------ Excerpted records ------

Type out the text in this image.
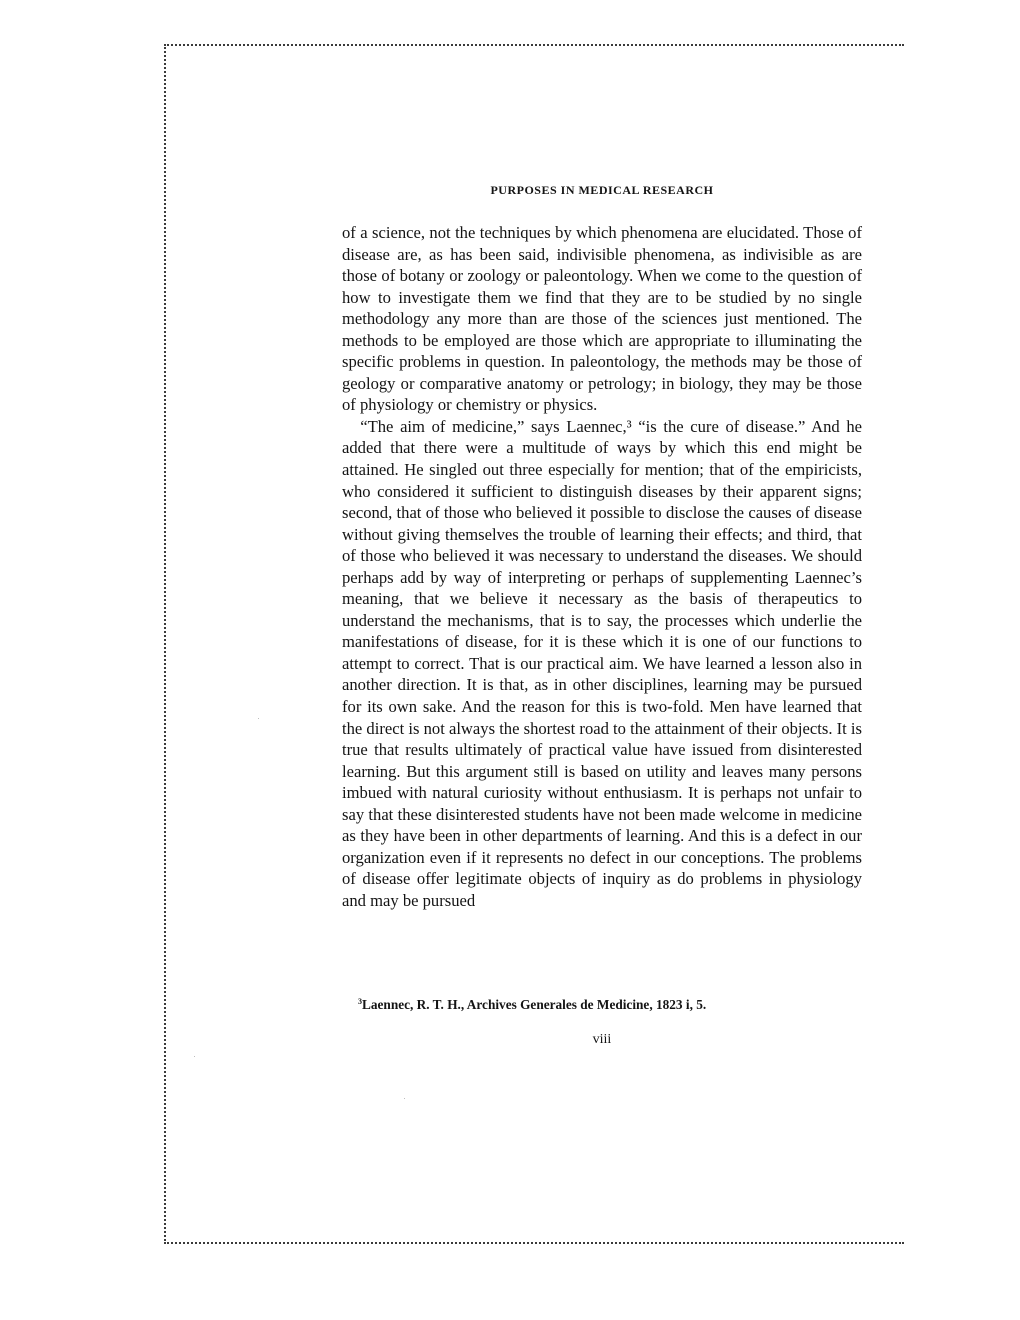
PURPOSES IN MEDICAL RESEARCH

of a science, not the techniques by which phenomena are elucidated. Those of disease are, as has been said, indivisible phenomena, as indivisible as are those of botany or zoology or paleontology. When we come to the question of how to investigate them we find that they are to be studied by no single methodology any more than are those of the sciences just mentioned. The methods to be employed are those which are appropriate to illuminating the specific problems in question. In paleontology, the methods may be those of geology or comparative anatomy or petrology; in biology, they may be those of physiology or chemistry or physics.

“The aim of medicine,” says Laennec,³ “is the cure of disease.” And he added that there were a multitude of ways by which this end might be attained. He singled out three especially for mention; that of the empiricists, who considered it sufficient to distinguish diseases by their apparent signs; second, that of those who believed it possible to disclose the causes of disease without giving themselves the trouble of learning their effects; and third, that of those who believed it was necessary to understand the diseases. We should perhaps add by way of interpreting or perhaps of supplementing Laennec’s meaning, that we believe it necessary as the basis of therapeutics to understand the mechanisms, that is to say, the processes which underlie the manifestations of disease, for it is these which it is one of our functions to attempt to correct. That is our practical aim. We have learned a lesson also in another direction. It is that, as in other disciplines, learning may be pursued for its own sake. And the reason for this is two-fold. Men have learned that the direct is not always the shortest road to the attainment of their objects. It is true that results ultimately of practical value have issued from disinterested learning. But this argument still is based on utility and leaves many persons imbued with natural curiosity without enthusiasm. It is perhaps not unfair to say that these disinterested students have not been made welcome in medicine as they have been in other departments of learning. And this is a defect in our organization even if it represents no defect in our conceptions. The problems of disease offer legitimate objects of inquiry as do problems in physiology and may be pursued

$^3$Laennec, R. T. H., Archives Generales de Medicine, 1823 i, 5.

viii
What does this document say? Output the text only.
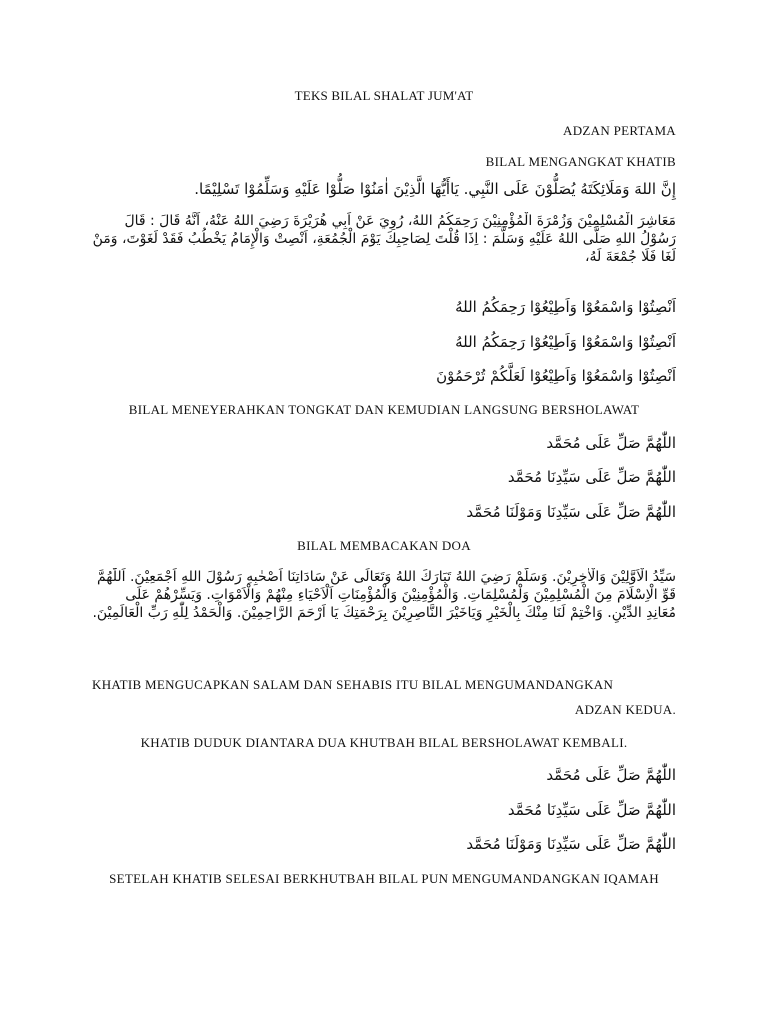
TEKS BILAL SHALAT JUM'AT
ADZAN PERTAMA
BILAL MENGANGKAT KHATIB
إِنَّ اللهَ وَمَلَائِكَتَهُ يُصَلُّوْنَ عَلَى النَّبِي. يَاأَيُّهَا الَّذِيْنَ اٰمَنُوْا صَلُّوْا عَلَيْهِ وَسَلِّمُوْا تَسْلِيْمًا.
مَعَاشِرَ الْمُسْلِمِيْنَ وَزُمْرَةَ الْمُؤْمِنِيْنَ رَحِمَكُمُ اللهُ، رُوِيَ عَنْ اَبِي هُرَيْرَةَ رَضِيَ اللهُ عَنْهُ، اَنَّهُ قَالَ : قَالَ رَسُوْلُ اللهِ صَلَّى اللهُ عَلَيْهِ وَسَلَّمَ : اِذَا قُلْتَ لِصَاحِبِكَ يَوْمَ الْجُمُعَةِ، اَنْصِتْ وَالْإِمَامُ يَخْطُبُ فَقَدْ لَغَوْتَ، وَمَنْ لَغَا فَلَا جُمْعَةَ لَهُ،
اَنْصِتُوْا وَاسْمَعُوْا وَاَطِيْعُوْا رَحِمَكُمُ اللهُ
اَنْصِتُوْا وَاسْمَعُوْا وَاَطِيْعُوْا رَحِمَكُمُ اللهُ
اَنْصِتُوْا وَاسْمَعُوْا وَاَطِيْعُوْا لَعَلَّكُمْ تُرْحَمُوْنَ
BILAL MENEYERAHKAN TONGKAT DAN KEMUDIAN LANGSUNG BERSHOLAWAT
اللّٰهُمَّ صَلِّ عَلَى مُحَمَّد
اللّٰهُمَّ صَلِّ عَلَى سَيِّدِنَا مُحَمَّد
اللّٰهُمَّ صَلِّ عَلَى سَيِّدِنَا وَمَوْلَنَا مُحَمَّد
BILAL MEMBACAKAN DOA
سَيِّدُ الْاَوَّلِيْنَ وَالْاٰخِرِيْنَ. وَسَلَّمْ رَضِيَ اللهُ تَبَارَكَ اللهُ وَتَعَالَى عَنْ سَادَاتِنَا اَصْحٰبِهِ رَسُوْلَ اللهِ اَجْمَعِيْنَ. اَللّٰهُمَّ قَوِّ الْاِسْلَامَ مِنَ الْمُسْلِمِيْنَ وَلْمُسْلِمَاتِ. وَالْمُؤْمِنِيْنَ وَالْمُؤْمِنَاتِ اَلْاَحْيَاءِ مِنْهُمْ وَالْاَمْوَاتِ. وَيَسِّرْهُمْ عَلَى مُعَانِدِ الدِّيْنِ. وَاخْتِمْ لَنَا مِنْكَ بِالْخَيْرِ وَيَاخَيْرَ النَّاصِرِيْنَ بِرَحْمَتِكَ يَا اَرْحَمَ الرَّاحِمِيْنَ. وَالْحَمْدُ لِلّٰهِ رَبِّ الْعَالَمِيْنَ.
KHATIB MENGUCAPKAN SALAM DAN SEHABIS ITU BILAL MENGUMANDANGKAN
ADZAN KEDUA.
KHATIB DUDUK DIANTARA DUA KHUTBAH BILAL BERSHOLAWAT KEMBALI.
اللّٰهُمَّ صَلِّ عَلَى مُحَمَّد
اللّٰهُمَّ صَلِّ عَلَى سَيِّدِنَا مُحَمَّد
اللّٰهُمَّ صَلِّ عَلَى سَيِّدِنَا وَمَوْلَنَا مُحَمَّد
SETELAH KHATIB SELESAI BERKHUTBAH BILAL PUN MENGUMANDANGKAN IQAMAH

------

- _Exercise_
Among the entries, how many lines contain the string "text"? Give the number without anything else.

- _Worked solution_
2